> [Task instructions]
Quote all entries exactly, leaving pictures aside.

========================

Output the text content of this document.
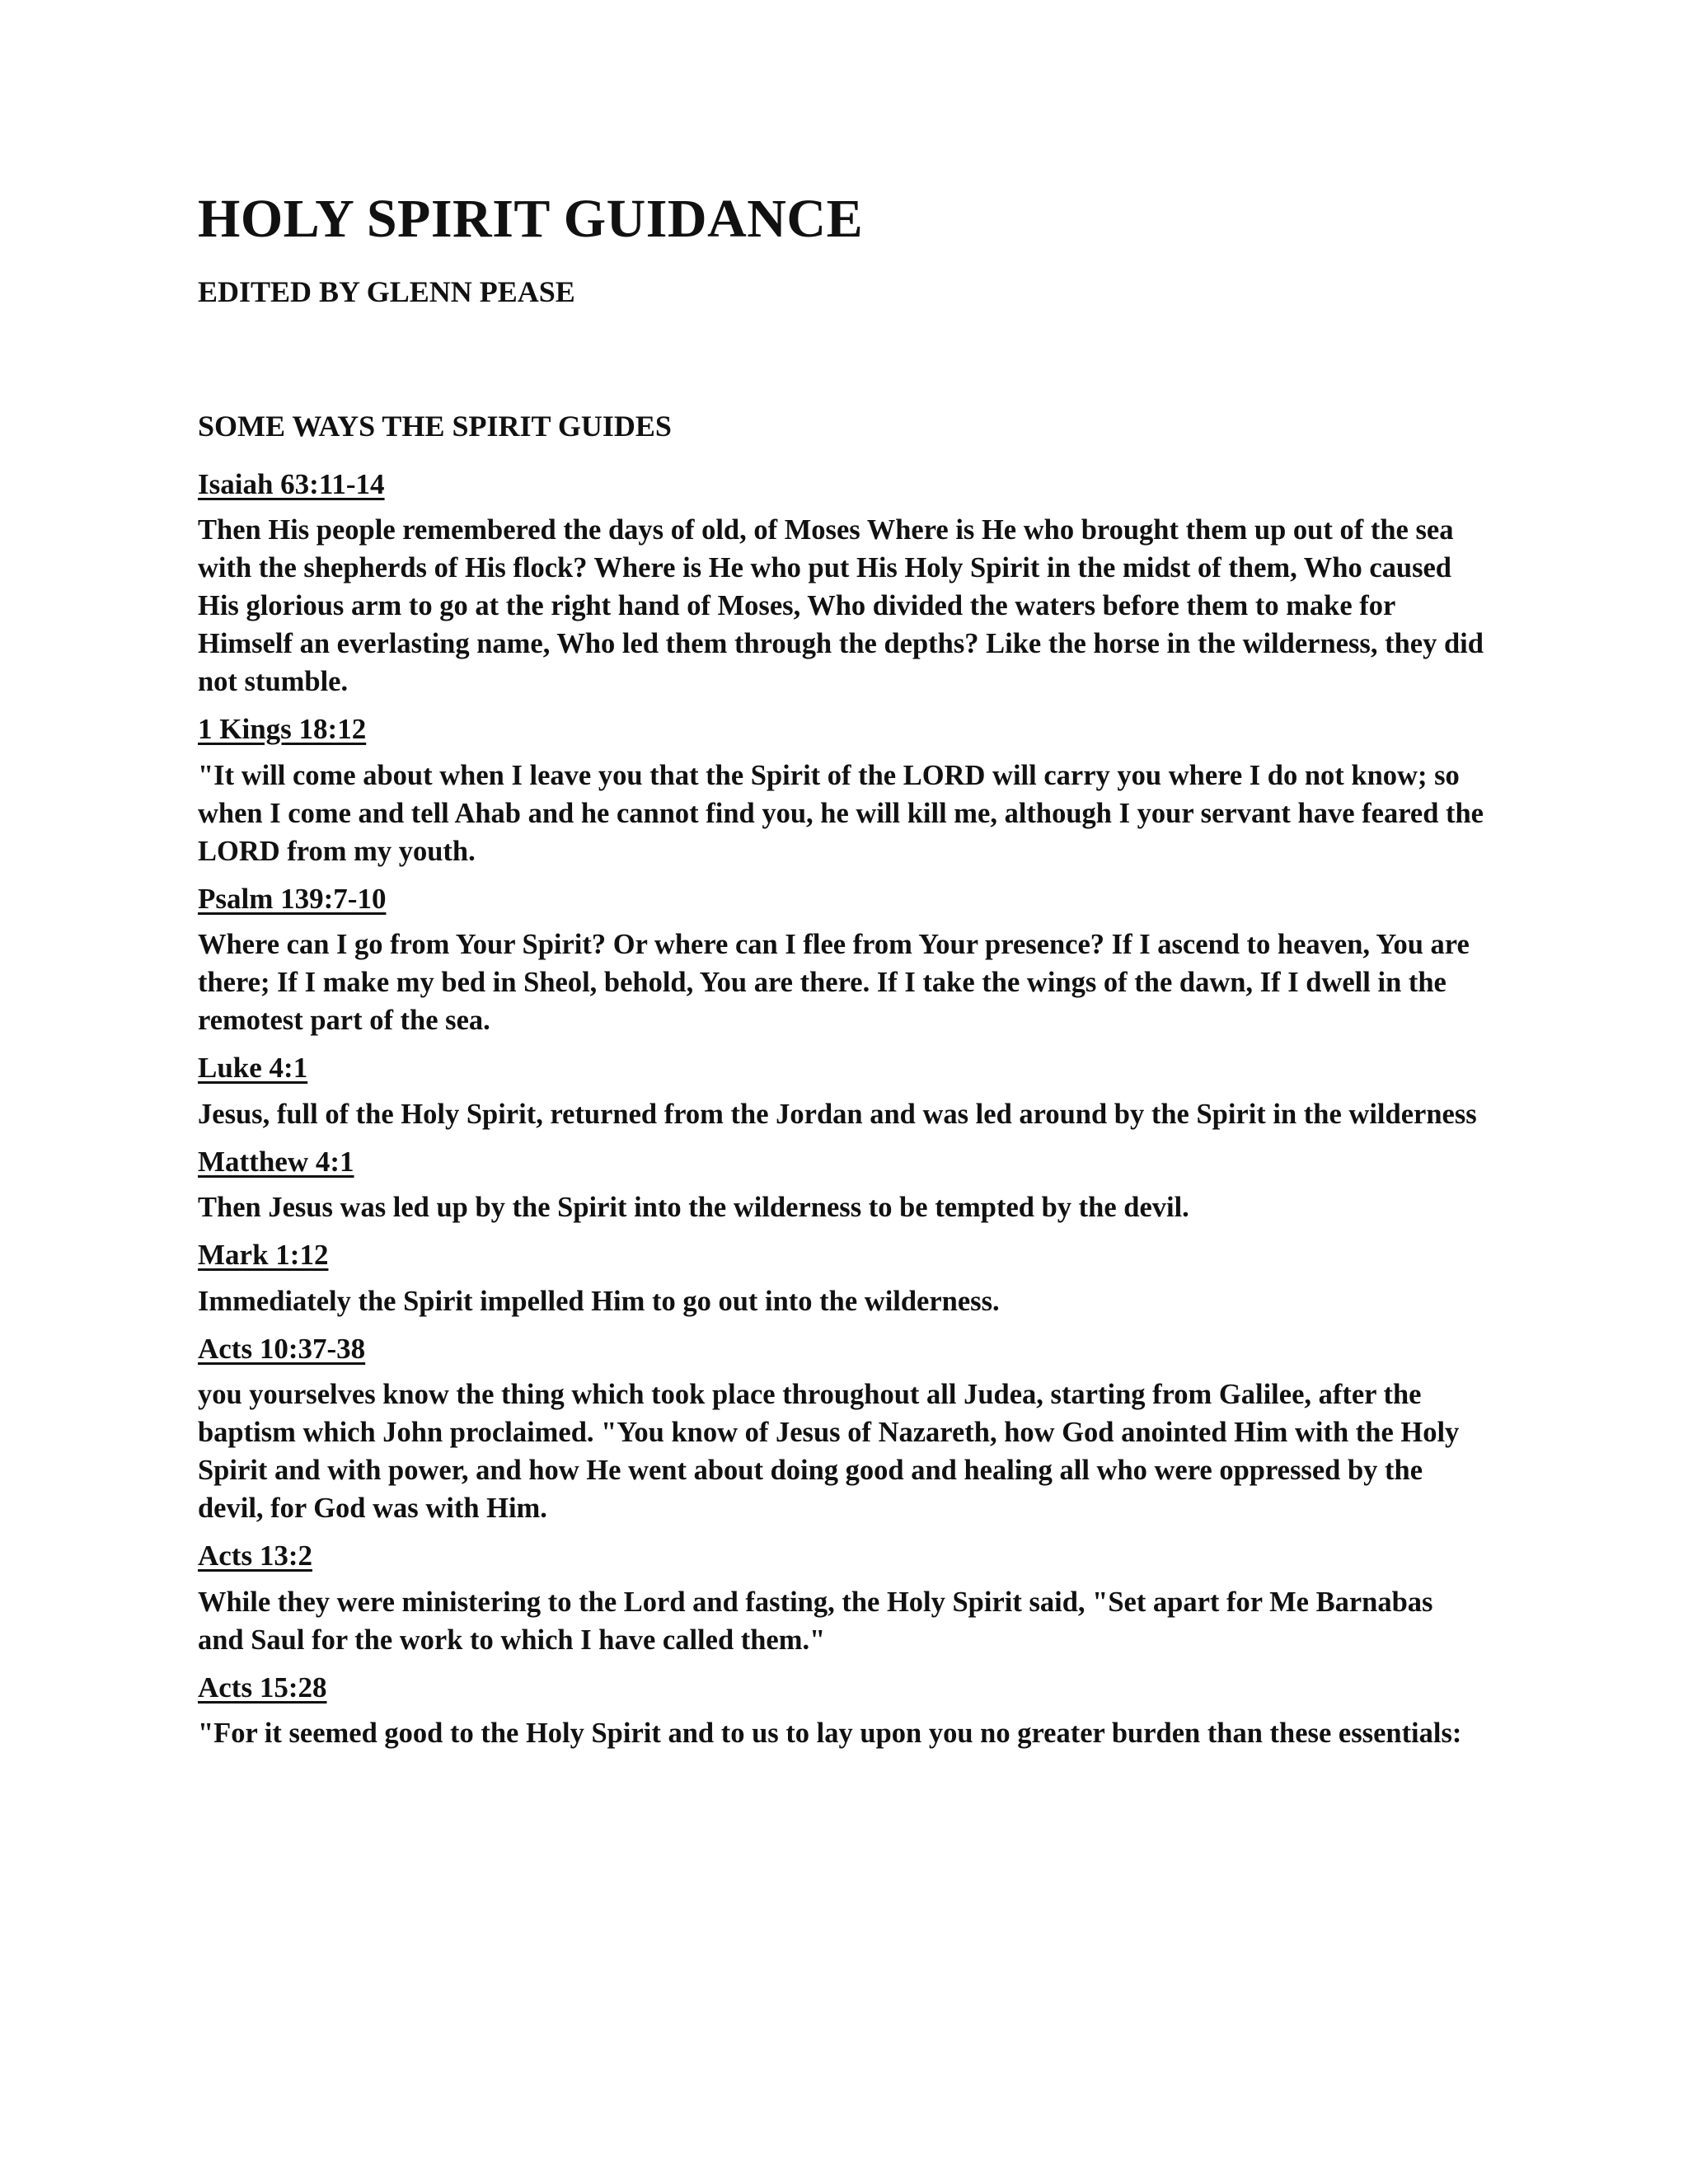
HOLY SPIRIT GUIDANCE

EDITED BY GLENN PEASE

SOME WAYS THE SPIRIT GUIDES

Isaiah 63:11-14

Then His people remembered the days of old, of Moses Where is He who brought them up out of the sea with the shepherds of His flock? Where is He who put His Holy Spirit in the midst of them, Who caused His glorious arm to go at the right hand of Moses, Who divided the waters before them to make for Himself an everlasting name, Who led them through the depths? Like the horse in the wilderness, they did not stumble.

1 Kings 18:12

"It will come about when I leave you that the Spirit of the LORD will carry you where I do not know; so when I come and tell Ahab and he cannot find you, he will kill me, although I your servant have feared the LORD from my youth.

Psalm 139:7-10

Where can I go from Your Spirit? Or where can I flee from Your presence? If I ascend to heaven, You are there; If I make my bed in Sheol, behold, You are there. If I take the wings of the dawn, If I dwell in the remotest part of the sea.

Luke 4:1

Jesus, full of the Holy Spirit, returned from the Jordan and was led around by the Spirit in the wilderness

Matthew 4:1

Then Jesus was led up by the Spirit into the wilderness to be tempted by the devil.

Mark 1:12

Immediately the Spirit impelled Him to go out into the wilderness.

Acts 10:37-38

you yourselves know the thing which took place throughout all Judea, starting from Galilee, after the baptism which John proclaimed. "You know of Jesus of Nazareth, how God anointed Him with the Holy Spirit and with power, and how He went about doing good and healing all who were oppressed by the devil, for God was with Him.

Acts 13:2

While they were ministering to the Lord and fasting, the Holy Spirit said, "Set apart for Me Barnabas and Saul for the work to which I have called them."

Acts 15:28

"For it seemed good to the Holy Spirit and to us to lay upon you no greater burden than these essentials:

========================

> [Reply]
Output the text content of this document.
HOLY SPIRIT GUIDANCE

EDITED BY GLENN PEASE

SOME WAYS THE SPIRIT GUIDES

Isaiah 63:11-14

Then His people remembered the days of old, of Moses Where is He who brought them up out of the sea with the shepherds of His flock? Where is He who put His Holy Spirit in the midst of them, Who caused His glorious arm to go at the right hand of Moses, Who divided the waters before them to make for Himself an everlasting name, Who led them through the depths? Like the horse in the wilderness, they did not stumble.

1 Kings 18:12

"It will come about when I leave you that the Spirit of the LORD will carry you where I do not know; so when I come and tell Ahab and he cannot find you, he will kill me, although I your servant have feared the LORD from my youth.

Psalm 139:7-10

Where can I go from Your Spirit? Or where can I flee from Your presence? If I ascend to heaven, You are there; If I make my bed in Sheol, behold, You are there. If I take the wings of the dawn, If I dwell in the remotest part of the sea.

Luke 4:1

Jesus, full of the Holy Spirit, returned from the Jordan and was led around by the Spirit in the wilderness

Matthew 4:1

Then Jesus was led up by the Spirit into the wilderness to be tempted by the devil.

Mark 1:12

Immediately the Spirit impelled Him to go out into the wilderness.

Acts 10:37-38

you yourselves know the thing which took place throughout all Judea, starting from Galilee, after the baptism which John proclaimed. "You know of Jesus of Nazareth, how God anointed Him with the Holy Spirit and with power, and how He went about doing good and healing all who were oppressed by the devil, for God was with Him.

Acts 13:2

While they were ministering to the Lord and fasting, the Holy Spirit said, "Set apart for Me Barnabas and Saul for the work to which I have called them."

Acts 15:28

"For it seemed good to the Holy Spirit and to us to lay upon you no greater burden than these essentials:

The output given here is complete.